Work to be completed:
Rewrite everything from the start of the data down to the line containing "data-point [1292, 285, 1308, 302]", that line included, as a numbered list, leaving out any blank lines.
************
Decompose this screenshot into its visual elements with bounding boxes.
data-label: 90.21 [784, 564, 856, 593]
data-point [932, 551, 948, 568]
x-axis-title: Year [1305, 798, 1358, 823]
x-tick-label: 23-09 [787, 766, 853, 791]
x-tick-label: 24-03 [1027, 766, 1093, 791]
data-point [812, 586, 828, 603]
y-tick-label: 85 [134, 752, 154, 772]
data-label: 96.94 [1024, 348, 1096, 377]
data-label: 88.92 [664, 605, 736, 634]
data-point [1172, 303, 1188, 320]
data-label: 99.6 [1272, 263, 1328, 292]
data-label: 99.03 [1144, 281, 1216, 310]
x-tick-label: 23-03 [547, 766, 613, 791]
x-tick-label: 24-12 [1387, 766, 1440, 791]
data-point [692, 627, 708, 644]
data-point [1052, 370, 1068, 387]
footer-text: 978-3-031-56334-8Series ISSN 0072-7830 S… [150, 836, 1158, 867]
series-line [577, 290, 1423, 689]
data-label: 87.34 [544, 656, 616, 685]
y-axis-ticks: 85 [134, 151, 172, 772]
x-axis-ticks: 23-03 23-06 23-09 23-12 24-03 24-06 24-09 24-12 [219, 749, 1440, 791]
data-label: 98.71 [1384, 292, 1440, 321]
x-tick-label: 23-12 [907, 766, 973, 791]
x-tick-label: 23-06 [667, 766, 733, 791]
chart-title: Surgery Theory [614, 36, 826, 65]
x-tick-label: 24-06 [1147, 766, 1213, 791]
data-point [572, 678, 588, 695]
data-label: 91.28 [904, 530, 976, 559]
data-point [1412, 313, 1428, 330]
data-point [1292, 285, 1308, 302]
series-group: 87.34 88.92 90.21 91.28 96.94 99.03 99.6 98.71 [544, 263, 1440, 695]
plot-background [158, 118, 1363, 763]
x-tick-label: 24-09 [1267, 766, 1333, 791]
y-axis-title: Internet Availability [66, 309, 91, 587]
************
Response:
1. Decompose this screenshot into its visual elements with bounding boxes.
2. data-label: 90.21 [784, 564, 856, 593]
3. data-point [932, 551, 948, 568]
4. x-axis-title: Year [1305, 798, 1358, 823]
5. x-tick-label: 23-09 [787, 766, 853, 791]
6. x-tick-label: 24-03 [1027, 766, 1093, 791]
7. data-point [812, 586, 828, 603]
8. y-tick-label: 85 [134, 752, 154, 772]
9. data-label: 96.94 [1024, 348, 1096, 377]
10. data-label: 88.92 [664, 605, 736, 634]
11. data-point [1172, 303, 1188, 320]
12. data-label: 99.6 [1272, 263, 1328, 292]
13. data-label: 99.03 [1144, 281, 1216, 310]
14. x-tick-label: 23-03 [547, 766, 613, 791]
15. x-tick-label: 24-12 [1387, 766, 1440, 791]
16. data-point [692, 627, 708, 644]
17. data-point [1052, 370, 1068, 387]
18. footer-text: 978-3-031-56334-8Series ISSN 0072-7830 S… [150, 836, 1158, 867]
19. series-line [577, 290, 1423, 689]
20. data-label: 87.34 [544, 656, 616, 685]
21. y-axis-ticks: 85 [134, 151, 172, 772]
22. x-axis-ticks: 23-03 23-06 23-09 23-12 24-03 24-06 24-09 24-12 [219, 749, 1440, 791]
23. data-label: 98.71 [1384, 292, 1440, 321]
24. x-tick-label: 23-12 [907, 766, 973, 791]
25. x-tick-label: 23-06 [667, 766, 733, 791]
26. chart-title: Surgery Theory [614, 36, 826, 65]
27. x-tick-label: 24-06 [1147, 766, 1213, 791]
28. data-point [572, 678, 588, 695]
29. data-label: 91.28 [904, 530, 976, 559]
30. data-point [1412, 313, 1428, 330]
31. data-point [1292, 285, 1308, 302]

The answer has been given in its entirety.